■ Stored data entries:
____________________

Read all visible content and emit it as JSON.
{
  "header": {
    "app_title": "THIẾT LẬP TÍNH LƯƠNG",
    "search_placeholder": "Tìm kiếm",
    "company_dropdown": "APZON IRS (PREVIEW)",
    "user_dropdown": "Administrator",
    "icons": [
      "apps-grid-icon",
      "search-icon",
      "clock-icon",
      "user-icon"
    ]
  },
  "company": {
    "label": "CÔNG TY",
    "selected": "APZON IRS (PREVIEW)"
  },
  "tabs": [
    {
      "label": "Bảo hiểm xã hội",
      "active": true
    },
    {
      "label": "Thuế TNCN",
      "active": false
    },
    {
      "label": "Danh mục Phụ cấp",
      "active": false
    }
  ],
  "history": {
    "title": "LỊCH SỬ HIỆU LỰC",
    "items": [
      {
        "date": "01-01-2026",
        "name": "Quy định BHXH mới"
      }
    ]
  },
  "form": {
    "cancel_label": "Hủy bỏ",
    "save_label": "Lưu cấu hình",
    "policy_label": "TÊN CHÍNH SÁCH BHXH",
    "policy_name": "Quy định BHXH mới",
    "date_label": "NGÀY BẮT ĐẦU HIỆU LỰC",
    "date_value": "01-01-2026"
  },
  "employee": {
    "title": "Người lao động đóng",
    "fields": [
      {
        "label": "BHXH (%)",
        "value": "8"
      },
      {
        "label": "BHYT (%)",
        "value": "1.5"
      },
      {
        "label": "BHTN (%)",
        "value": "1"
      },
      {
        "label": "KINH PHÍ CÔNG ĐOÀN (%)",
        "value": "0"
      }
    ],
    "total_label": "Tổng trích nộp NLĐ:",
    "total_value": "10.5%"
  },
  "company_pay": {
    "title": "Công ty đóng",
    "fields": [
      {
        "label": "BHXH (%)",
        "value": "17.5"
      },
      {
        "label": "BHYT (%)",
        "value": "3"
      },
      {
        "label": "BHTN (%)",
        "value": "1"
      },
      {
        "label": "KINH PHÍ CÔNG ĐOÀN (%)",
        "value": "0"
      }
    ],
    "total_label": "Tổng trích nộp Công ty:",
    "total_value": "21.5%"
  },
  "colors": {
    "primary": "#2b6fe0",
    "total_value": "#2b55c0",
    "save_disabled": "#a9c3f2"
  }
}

____________________

■ SET PROBLEM:
Reproduce the listing shown above in its entirety, exactly.

■ ANSWER TO THIS EXERCISE:
Read all visible content and emit it as JSON.
{
  "header": {
    "app_title": "THIẾT LẬP TÍNH LƯƠNG",
    "search_placeholder": "Tìm kiếm",
    "company_dropdown": "APZON IRS (PREVIEW)",
    "user_dropdown": "Administrator",
    "icons": [
      "apps-grid-icon",
      "search-icon",
      "clock-icon",
      "user-icon"
    ]
  },
  "company": {
    "label": "CÔNG TY",
    "selected": "APZON IRS (PREVIEW)"
  },
  "tabs": [
    {
      "label": "Bảo hiểm xã hội",
      "active": true
    },
    {
      "label": "Thuế TNCN",
      "active": false
    },
    {
      "label": "Danh mục Phụ cấp",
      "active": false
    }
  ],
  "history": {
    "title": "LỊCH SỬ HIỆU LỰC",
    "items": [
      {
        "date": "01-01-2026",
        "name": "Quy định BHXH mới"
      }
    ]
  },
  "form": {
    "cancel_label": "Hủy bỏ",
    "save_label": "Lưu cấu hình",
    "policy_label": "TÊN CHÍNH SÁCH BHXH",
    "policy_name": "Quy định BHXH mới",
    "date_label": "NGÀY BẮT ĐẦU HIỆU LỰC",
    "date_value": "01-01-2026"
  },
  "employee": {
    "title": "Người lao động đóng",
    "fields": [
      {
        "label": "BHXH (%)",
        "value": "8"
      },
      {
        "label": "BHYT (%)",
        "value": "1.5"
      },
      {
        "label": "BHTN (%)",
        "value": "1"
      },
      {
        "label": "KINH PHÍ CÔNG ĐOÀN (%)",
        "value": "0"
      }
    ],
    "total_label": "Tổng trích nộp NLĐ:",
    "total_value": "10.5%"
  },
  "company_pay": {
    "title": "Công ty đóng",
    "fields": [
      {
        "label": "BHXH (%)",
        "value": "17.5"
      },
      {
        "label": "BHYT (%)",
        "value": "3"
      },
      {
        "label": "BHTN (%)",
        "value": "1"
      },
      {
        "label": "KINH PHÍ CÔNG ĐOÀN (%)",
        "value": "0"
      }
    ],
    "total_label": "Tổng trích nộp Công ty:",
    "total_value": "21.5%"
  },
  "colors": {
    "primary": "#2b6fe0",
    "total_value": "#2b55c0",
    "save_disabled": "#a9c3f2"
  }
}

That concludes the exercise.